Every line that contains the word "Code" should be copied.

> [DATA EXCERPTS]:
BEGIN

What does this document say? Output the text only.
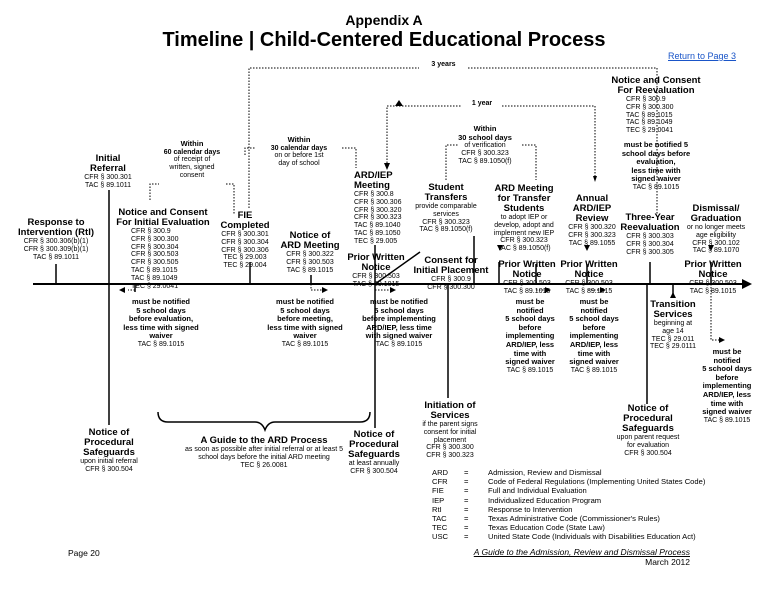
Appendix A
Timeline | Child-Centered Educational Process
Return to Page 3
3 years
1 year
Response to
Intervention (RtI)
CFR § 300.306(b)(1)
CFR § 300.309(b)(1)
TAC § 89.1011
Initial
Referral
CFR § 300.301
TAC § 89.1011
Within
60 calendar days
of receipt of
written, signed
consent
Notice and Consent
For Initial Evaluation
CFR § 300.9
CFR § 300.300
CFR § 300.304
CFR § 300.503
CFR § 300.505
TAC § 89.1015
TAC § 89.1049
TEC § 29.0041
FIE
Completed
CFR § 300.301
CFR § 300.304
CFR § 300.306
TEC § 29.003
TEC § 29.004
Within
30 calendar days
on or before 1st
day of school
Notice of
ARD Meeting
CFR § 300.322
CFR § 300.503
TAC § 89.1015
ARD/IEP
Meeting
CFR § 300.8
CFR § 300.306
CFR § 300.320
CFR § 300.323
TAC § 89.1040
TAC § 89.1050
TEC § 29.005
Prior Written
Notice
CFR § 300.503
TAC § 89.1015
Student
Transfers
provide comparable
services
CFR § 300.323
TAC § 89.1050(f)
Within
30 school days
of verification
CFR § 300.323
TAC § 89.1050(f)
Consent for
Initial Placement
CFR § 300.9
CFR § 300.300
ARD Meeting
for Transfer
Students
to adopt IEP or
develop, adopt and
implement new IEP
CFR § 300.323
TAC § 89.1050(f)
Prior Written
Notice
CFR § 300.503
TAC § 89.1015
Annual
ARD/IEP
Review
CFR § 300.320
CFR § 300.323
TAC § 89.1055
Prior Written
Notice
CFR § 300.503
TAC § 89.1015
Notice and Consent
For Reevaluation
CFR § 300.9
CFR § 300.300
TAC § 89.1015
TAC § 89.1049
TEC § 29.0041
must be notified 5
school days before
evaluation,
less time with
signed waiver
TAC § 89.1015
Three-Year
Reevaluation
CFR § 300.303
CFR § 300.304
CFR § 300.305
Dismissal/
Graduation
or no longer meets
age eligibility
CFR § 300.102
TAC § 89.1070
Prior Written
Notice
CFR § 300.503
TAC § 89.1015
must be notified
5 school days
before evaluation,
less time with signed
waiver
TAC § 89.1015
must be notified
5 school days
before meeting,
less time with signed
waiver
TAC § 89.1015
must be notified
5 school days
before implementing
ARD/IEP, less time
with signed waiver
TAC § 89.1015
must be
notified
5 school days
before
implementing
ARD/IEP, less
time with
signed waiver
TAC § 89.1015
must be
notified
5 school days
before
implementing
ARD/IEP, less
time with
signed waiver
TAC § 89.1015
Transition
Services
beginning at
age 14
TEC § 29.011
TEC § 29.0111
must be
notified
5 school days
before
implementing
ARD/IEP, less
time with
signed waiver
TAC § 89.1015
Notice of
Procedural
Safeguards
upon initial referral
CFR § 300.504
A Guide to the ARD Process
as soon as possible after initial referral or at least 5
school days before the initial ARD meeting
TEC § 26.0081
Notice of
Procedural
Safeguards
at least annually
CFR § 300.504
Initiation of
Services
if the parent signs
consent for initial
placement
CFR § 300.300
CFR § 300.323
Notice of
Procedural
Safeguards
upon parent request
for evaluation
CFR § 300.504
ARD	=	Admission, Review and Dismissal
CFR	=	Code of Federal Regulations (Implementing United States Code)
FIE	=	Full and Individual Evaluation
IEP	=	Individualized Education Program
RtI	=	Response to Intervention
TAC	=	Texas Administrative Code (Commissioner's Rules)
TEC	=	Texas Education Code (State Law)
USC	=	United State Code (Individuals with Disabilities Education Act)
Page 20	A Guide to the Admission, Review and Dismissal Process
March 2012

END

> [COMPLETE ANSWER]:
CFR	=	Code of Federal Regulations (Implementing United States Code)
TAC	=	Texas Administrative Code (Commissioner's Rules)
TEC	=	Texas Education Code (State Law)
USC	=	United State Code (Individuals with Disabilities Education Act)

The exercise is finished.